►

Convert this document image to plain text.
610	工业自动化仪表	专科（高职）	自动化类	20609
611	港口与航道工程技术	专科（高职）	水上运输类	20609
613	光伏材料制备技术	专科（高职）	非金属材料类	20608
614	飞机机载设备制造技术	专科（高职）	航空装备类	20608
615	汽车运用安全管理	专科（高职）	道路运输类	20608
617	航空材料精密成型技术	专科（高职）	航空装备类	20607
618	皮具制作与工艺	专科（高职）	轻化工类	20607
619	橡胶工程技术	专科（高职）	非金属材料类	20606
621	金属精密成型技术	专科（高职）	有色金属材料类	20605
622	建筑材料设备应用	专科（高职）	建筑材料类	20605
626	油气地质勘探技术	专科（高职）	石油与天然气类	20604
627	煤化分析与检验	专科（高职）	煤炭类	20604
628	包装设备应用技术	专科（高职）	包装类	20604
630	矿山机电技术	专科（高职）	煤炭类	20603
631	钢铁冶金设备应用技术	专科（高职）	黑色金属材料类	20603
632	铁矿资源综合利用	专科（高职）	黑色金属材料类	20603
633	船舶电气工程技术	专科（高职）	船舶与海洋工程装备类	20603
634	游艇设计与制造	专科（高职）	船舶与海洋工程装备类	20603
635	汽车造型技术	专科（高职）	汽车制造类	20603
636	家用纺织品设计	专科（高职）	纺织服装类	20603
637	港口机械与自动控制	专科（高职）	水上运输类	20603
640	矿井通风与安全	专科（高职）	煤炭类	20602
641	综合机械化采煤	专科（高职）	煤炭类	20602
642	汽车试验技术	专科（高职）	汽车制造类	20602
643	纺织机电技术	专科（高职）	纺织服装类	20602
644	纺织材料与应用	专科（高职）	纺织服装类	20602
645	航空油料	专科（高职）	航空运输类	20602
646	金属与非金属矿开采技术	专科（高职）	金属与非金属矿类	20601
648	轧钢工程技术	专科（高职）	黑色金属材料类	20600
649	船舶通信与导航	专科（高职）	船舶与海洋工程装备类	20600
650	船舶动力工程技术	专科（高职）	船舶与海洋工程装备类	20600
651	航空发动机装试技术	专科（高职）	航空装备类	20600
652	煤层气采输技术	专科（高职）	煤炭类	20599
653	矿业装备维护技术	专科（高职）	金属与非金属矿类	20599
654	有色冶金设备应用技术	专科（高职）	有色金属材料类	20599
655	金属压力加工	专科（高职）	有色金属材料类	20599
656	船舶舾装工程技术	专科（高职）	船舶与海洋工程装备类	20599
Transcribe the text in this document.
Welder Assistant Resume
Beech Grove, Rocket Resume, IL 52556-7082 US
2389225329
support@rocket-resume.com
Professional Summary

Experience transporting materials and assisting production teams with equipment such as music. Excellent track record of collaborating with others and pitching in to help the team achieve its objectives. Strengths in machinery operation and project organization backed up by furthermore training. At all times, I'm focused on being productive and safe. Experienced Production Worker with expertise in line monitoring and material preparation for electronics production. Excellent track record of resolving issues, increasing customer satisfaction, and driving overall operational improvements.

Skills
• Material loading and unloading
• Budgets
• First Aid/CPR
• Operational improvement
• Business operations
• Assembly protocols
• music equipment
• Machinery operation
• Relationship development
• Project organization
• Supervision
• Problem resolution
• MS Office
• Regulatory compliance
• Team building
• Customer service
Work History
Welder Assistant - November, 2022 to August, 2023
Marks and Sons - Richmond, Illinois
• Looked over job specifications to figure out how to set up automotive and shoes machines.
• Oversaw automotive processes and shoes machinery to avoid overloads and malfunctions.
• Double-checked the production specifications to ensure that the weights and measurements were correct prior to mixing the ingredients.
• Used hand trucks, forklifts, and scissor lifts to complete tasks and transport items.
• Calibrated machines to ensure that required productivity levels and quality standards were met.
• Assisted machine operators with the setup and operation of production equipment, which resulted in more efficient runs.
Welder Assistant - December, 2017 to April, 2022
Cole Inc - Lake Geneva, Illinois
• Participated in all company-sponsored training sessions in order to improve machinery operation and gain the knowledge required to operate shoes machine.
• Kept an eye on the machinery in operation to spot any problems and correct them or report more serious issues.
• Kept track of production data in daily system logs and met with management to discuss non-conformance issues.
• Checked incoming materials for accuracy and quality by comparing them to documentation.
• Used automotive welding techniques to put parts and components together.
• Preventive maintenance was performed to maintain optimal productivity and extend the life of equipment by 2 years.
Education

◄

Working from the material above, retype it in its entirety without change.

Convert this document image to plain text.
610	工业自动化仪表	专科（高职）	自动化类	20609
611	港口与航道工程技术	专科（高职）	水上运输类	20609
613	光伏材料制备技术	专科（高职）	非金属材料类	20608
614	飞机机载设备制造技术	专科（高职）	航空装备类	20608
615	汽车运用安全管理	专科（高职）	道路运输类	20608
617	航空材料精密成型技术	专科（高职）	航空装备类	20607
618	皮具制作与工艺	专科（高职）	轻化工类	20607
619	橡胶工程技术	专科（高职）	非金属材料类	20606
621	金属精密成型技术	专科（高职）	有色金属材料类	20605
622	建筑材料设备应用	专科（高职）	建筑材料类	20605
626	油气地质勘探技术	专科（高职）	石油与天然气类	20604
627	煤化分析与检验	专科（高职）	煤炭类	20604
628	包装设备应用技术	专科（高职）	包装类	20604
630	矿山机电技术	专科（高职）	煤炭类	20603
631	钢铁冶金设备应用技术	专科（高职）	黑色金属材料类	20603
632	铁矿资源综合利用	专科（高职）	黑色金属材料类	20603
633	船舶电气工程技术	专科（高职）	船舶与海洋工程装备类	20603
634	游艇设计与制造	专科（高职）	船舶与海洋工程装备类	20603
635	汽车造型技术	专科（高职）	汽车制造类	20603
636	家用纺织品设计	专科（高职）	纺织服装类	20603
637	港口机械与自动控制	专科（高职）	水上运输类	20603
640	矿井通风与安全	专科（高职）	煤炭类	20602
641	综合机械化采煤	专科（高职）	煤炭类	20602
642	汽车试验技术	专科（高职）	汽车制造类	20602
643	纺织机电技术	专科（高职）	纺织服装类	20602
644	纺织材料与应用	专科（高职）	纺织服装类	20602
645	航空油料	专科（高职）	航空运输类	20602
646	金属与非金属矿开采技术	专科（高职）	金属与非金属矿类	20601
648	轧钢工程技术	专科（高职）	黑色金属材料类	20600
649	船舶通信与导航	专科（高职）	船舶与海洋工程装备类	20600
650	船舶动力工程技术	专科（高职）	船舶与海洋工程装备类	20600
651	航空发动机装试技术	专科（高职）	航空装备类	20600
652	煤层气采输技术	专科（高职）	煤炭类	20599
653	矿业装备维护技术	专科（高职）	金属与非金属矿类	20599
654	有色冶金设备应用技术	专科（高职）	有色金属材料类	20599
655	金属压力加工	专科（高职）	有色金属材料类	20599
656	船舶舾装工程技术	专科（高职）	船舶与海洋工程装备类	20599
Transcribe the text in this document.
Welder Assistant Resume
Beech Grove, Rocket Resume, IL 52556-7082 US
2389225329
support@rocket-resume.com
Professional Summary

Experience transporting materials and assisting production teams with equipment such as music. Excellent track record of collaborating with others and pitching in to help the team achieve its objectives. Strengths in machinery operation and project organization backed up by furthermore training. At all times, I'm focused on being productive and safe. Experienced Production Worker with expertise in line monitoring and material preparation for electronics production. Excellent track record of resolving issues, increasing customer satisfaction, and driving overall operational improvements.

Skills
• Material loading and unloading
• Budgets
• First Aid/CPR
• Operational improvement
• Business operations
• Assembly protocols
• music equipment
• Machinery operation
• Relationship development
• Project organization
• Supervision
• Problem resolution
• MS Office
• Regulatory compliance
• Team building
• Customer service
Work History
Welder Assistant - November, 2022 to August, 2023
Marks and Sons - Richmond, Illinois
• Looked over job specifications to figure out how to set up automotive and shoes machines.
• Oversaw automotive processes and shoes machinery to avoid overloads and malfunctions.
• Double-checked the production specifications to ensure that the weights and measurements were correct prior to mixing the ingredients.
• Used hand trucks, forklifts, and scissor lifts to complete tasks and transport items.
• Calibrated machines to ensure that required productivity levels and quality standards were met.
• Assisted machine operators with the setup and operation of production equipment, which resulted in more efficient runs.
Welder Assistant - December, 2017 to April, 2022
Cole Inc - Lake Geneva, Illinois
• Participated in all company-sponsored training sessions in order to improve machinery operation and gain the knowledge required to operate shoes machine.
• Kept an eye on the machinery in operation to spot any problems and correct them or report more serious issues.
• Kept track of production data in daily system logs and met with management to discuss non-conformance issues.
• Checked incoming materials for accuracy and quality by comparing them to documentation.
• Used automotive welding techniques to put parts and components together.
• Preventive maintenance was performed to maintain optimal productivity and extend the life of equipment by 2 years.
Education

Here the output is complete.